Records contained in a dataset
## BEGIN

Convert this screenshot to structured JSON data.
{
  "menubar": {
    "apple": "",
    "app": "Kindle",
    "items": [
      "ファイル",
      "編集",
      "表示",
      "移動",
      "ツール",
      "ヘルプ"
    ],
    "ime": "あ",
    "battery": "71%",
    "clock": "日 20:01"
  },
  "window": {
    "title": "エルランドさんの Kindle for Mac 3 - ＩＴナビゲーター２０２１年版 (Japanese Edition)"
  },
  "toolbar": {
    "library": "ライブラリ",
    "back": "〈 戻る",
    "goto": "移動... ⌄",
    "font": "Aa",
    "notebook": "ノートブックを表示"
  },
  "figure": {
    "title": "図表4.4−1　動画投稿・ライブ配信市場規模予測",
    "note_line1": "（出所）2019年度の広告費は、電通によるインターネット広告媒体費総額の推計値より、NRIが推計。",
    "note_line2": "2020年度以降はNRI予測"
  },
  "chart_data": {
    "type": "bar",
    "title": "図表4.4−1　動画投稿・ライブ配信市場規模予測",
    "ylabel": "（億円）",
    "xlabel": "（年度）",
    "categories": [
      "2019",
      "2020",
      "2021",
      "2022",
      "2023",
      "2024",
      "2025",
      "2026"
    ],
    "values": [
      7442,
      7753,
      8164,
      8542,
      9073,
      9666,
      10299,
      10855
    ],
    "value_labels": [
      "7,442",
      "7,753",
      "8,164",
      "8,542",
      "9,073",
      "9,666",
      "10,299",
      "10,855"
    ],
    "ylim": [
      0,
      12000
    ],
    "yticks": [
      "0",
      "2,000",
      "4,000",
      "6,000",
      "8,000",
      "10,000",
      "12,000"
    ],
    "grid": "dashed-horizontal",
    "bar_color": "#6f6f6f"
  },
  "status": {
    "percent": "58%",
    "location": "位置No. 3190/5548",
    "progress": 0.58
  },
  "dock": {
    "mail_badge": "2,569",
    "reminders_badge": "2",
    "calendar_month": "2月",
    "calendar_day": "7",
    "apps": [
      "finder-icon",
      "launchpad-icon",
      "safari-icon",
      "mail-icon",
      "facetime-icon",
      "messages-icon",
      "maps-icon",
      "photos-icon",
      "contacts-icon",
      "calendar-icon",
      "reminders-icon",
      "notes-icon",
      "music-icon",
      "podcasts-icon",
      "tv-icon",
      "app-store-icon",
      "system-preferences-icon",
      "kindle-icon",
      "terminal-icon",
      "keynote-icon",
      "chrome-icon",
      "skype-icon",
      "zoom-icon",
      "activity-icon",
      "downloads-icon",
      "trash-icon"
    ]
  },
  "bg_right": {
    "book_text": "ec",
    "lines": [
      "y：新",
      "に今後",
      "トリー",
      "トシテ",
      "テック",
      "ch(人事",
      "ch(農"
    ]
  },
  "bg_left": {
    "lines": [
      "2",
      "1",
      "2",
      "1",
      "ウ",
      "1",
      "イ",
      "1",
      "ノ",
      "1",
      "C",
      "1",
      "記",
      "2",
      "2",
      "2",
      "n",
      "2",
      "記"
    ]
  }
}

## END
## BEGIN

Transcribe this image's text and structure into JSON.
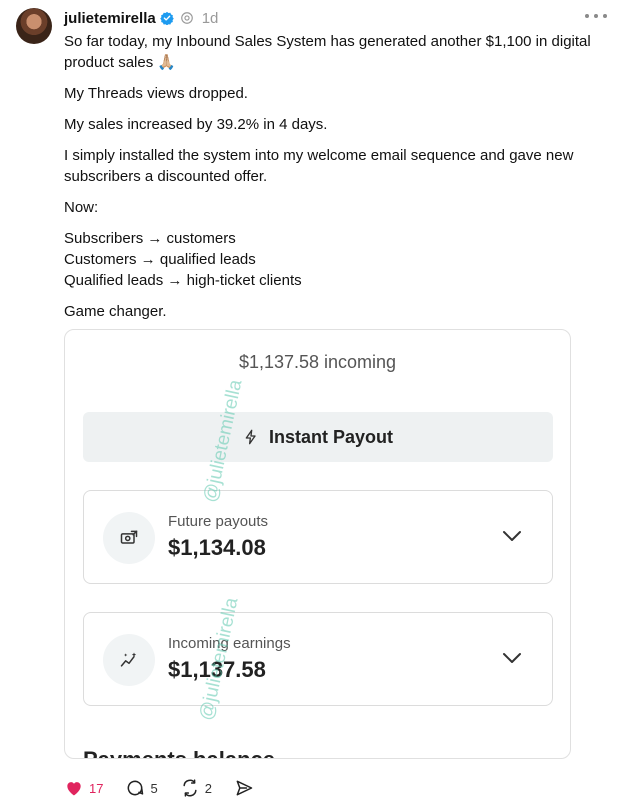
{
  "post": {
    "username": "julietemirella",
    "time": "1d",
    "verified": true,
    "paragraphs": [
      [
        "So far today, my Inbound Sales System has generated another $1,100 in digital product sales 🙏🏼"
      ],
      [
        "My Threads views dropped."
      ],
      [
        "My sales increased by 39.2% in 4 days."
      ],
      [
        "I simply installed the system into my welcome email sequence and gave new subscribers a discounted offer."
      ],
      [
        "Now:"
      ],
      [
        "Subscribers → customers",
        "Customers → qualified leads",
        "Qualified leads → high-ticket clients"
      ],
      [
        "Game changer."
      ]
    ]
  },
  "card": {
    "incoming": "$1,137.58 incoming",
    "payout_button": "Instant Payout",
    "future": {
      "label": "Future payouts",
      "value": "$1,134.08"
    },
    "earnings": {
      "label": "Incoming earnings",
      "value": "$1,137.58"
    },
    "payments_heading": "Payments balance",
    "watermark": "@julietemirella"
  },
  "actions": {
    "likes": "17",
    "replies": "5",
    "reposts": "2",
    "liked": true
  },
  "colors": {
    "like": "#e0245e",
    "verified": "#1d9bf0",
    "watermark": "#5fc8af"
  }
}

## END

**Your task**
Every line above that contains the word "JSON" should be reported.

**Problem solution**
Convert this screenshot to structured JSON data.
Transcribe this image's text and structure into JSON.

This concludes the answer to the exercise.